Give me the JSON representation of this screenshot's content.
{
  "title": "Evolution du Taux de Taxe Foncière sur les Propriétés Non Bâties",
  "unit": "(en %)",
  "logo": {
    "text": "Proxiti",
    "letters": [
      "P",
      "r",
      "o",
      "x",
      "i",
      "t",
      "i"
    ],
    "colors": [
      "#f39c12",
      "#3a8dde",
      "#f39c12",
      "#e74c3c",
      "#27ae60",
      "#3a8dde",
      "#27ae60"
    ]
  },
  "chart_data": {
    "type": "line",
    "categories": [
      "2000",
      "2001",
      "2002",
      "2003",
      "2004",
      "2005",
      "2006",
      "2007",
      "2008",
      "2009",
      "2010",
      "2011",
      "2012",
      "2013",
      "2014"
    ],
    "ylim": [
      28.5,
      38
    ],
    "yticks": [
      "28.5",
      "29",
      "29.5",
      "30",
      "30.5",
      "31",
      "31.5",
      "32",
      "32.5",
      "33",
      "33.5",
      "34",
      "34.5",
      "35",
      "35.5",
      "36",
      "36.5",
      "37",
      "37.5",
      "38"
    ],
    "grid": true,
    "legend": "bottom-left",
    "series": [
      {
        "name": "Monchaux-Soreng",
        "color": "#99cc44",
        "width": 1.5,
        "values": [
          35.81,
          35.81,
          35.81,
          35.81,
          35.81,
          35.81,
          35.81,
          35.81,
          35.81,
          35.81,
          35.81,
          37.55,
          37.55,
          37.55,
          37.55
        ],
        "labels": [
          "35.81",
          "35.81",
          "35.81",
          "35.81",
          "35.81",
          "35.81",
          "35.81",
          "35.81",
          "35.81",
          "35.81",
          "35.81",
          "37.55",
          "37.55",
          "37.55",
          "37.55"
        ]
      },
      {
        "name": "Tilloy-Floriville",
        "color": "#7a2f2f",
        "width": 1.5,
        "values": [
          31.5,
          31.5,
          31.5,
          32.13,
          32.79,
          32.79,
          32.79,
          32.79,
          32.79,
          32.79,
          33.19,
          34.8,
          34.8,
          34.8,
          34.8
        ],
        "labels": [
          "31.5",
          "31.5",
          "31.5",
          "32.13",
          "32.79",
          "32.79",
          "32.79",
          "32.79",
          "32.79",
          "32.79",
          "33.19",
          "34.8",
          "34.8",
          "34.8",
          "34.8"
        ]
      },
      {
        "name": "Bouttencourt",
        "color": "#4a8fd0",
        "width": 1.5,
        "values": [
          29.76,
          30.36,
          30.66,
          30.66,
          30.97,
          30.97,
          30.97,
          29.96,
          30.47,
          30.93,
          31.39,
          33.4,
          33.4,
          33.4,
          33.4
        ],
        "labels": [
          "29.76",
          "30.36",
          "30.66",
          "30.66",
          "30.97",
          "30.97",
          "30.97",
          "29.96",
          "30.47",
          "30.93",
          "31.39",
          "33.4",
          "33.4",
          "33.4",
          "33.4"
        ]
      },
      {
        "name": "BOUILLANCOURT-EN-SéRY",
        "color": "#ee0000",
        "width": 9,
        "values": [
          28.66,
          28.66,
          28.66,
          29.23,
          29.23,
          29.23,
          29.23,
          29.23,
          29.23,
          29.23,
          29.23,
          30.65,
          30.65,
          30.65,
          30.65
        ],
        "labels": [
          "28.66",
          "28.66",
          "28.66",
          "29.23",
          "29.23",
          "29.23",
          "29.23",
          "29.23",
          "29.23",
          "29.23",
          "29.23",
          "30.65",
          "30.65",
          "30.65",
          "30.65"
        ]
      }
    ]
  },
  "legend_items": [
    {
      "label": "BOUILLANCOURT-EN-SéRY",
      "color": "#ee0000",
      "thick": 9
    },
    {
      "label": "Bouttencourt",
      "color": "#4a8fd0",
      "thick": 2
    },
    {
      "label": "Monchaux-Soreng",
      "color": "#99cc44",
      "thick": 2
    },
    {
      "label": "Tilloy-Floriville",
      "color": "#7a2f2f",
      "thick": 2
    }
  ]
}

* * *

# Requirement
State the count of lines in the data holding the word "Bouttencourt", adding nothing to it.

# Finished exercise
2